Do this |
Reproduce all records exactly.

───── Data provided ─────

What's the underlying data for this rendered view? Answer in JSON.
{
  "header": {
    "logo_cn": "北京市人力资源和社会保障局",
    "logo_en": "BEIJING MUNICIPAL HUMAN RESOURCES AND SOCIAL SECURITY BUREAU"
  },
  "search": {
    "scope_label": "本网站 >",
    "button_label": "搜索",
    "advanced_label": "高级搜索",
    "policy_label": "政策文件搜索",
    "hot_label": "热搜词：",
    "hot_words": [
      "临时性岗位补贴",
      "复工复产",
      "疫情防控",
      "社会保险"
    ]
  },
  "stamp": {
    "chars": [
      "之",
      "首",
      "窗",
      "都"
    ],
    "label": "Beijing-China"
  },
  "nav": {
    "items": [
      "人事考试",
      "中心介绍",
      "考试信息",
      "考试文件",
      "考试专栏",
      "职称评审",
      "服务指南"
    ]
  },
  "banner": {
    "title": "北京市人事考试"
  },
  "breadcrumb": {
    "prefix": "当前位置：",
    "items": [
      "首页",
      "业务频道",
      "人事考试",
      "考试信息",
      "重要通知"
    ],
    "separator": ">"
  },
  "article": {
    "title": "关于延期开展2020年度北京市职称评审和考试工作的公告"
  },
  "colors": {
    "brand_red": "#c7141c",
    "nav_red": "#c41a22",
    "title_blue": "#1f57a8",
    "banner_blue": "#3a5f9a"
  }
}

─────

Reply to the exercise |
What's the underlying data for this rendered view? Answer in JSON.
{
  "header": {
    "logo_cn": "北京市人力资源和社会保障局",
    "logo_en": "BEIJING MUNICIPAL HUMAN RESOURCES AND SOCIAL SECURITY BUREAU"
  },
  "search": {
    "scope_label": "本网站 >",
    "button_label": "搜索",
    "advanced_label": "高级搜索",
    "policy_label": "政策文件搜索",
    "hot_label": "热搜词：",
    "hot_words": [
      "临时性岗位补贴",
      "复工复产",
      "疫情防控",
      "社会保险"
    ]
  },
  "stamp": {
    "chars": [
      "之",
      "首",
      "窗",
      "都"
    ],
    "label": "Beijing-China"
  },
  "nav": {
    "items": [
      "人事考试",
      "中心介绍",
      "考试信息",
      "考试文件",
      "考试专栏",
      "职称评审",
      "服务指南"
    ]
  },
  "banner": {
    "title": "北京市人事考试"
  },
  "breadcrumb": {
    "prefix": "当前位置：",
    "items": [
      "首页",
      "业务频道",
      "人事考试",
      "考试信息",
      "重要通知"
    ],
    "separator": ">"
  },
  "article": {
    "title": "关于延期开展2020年度北京市职称评审和考试工作的公告"
  },
  "colors": {
    "brand_red": "#c7141c",
    "nav_red": "#c41a22",
    "title_blue": "#1f57a8",
    "banner_blue": "#3a5f9a"
  }
}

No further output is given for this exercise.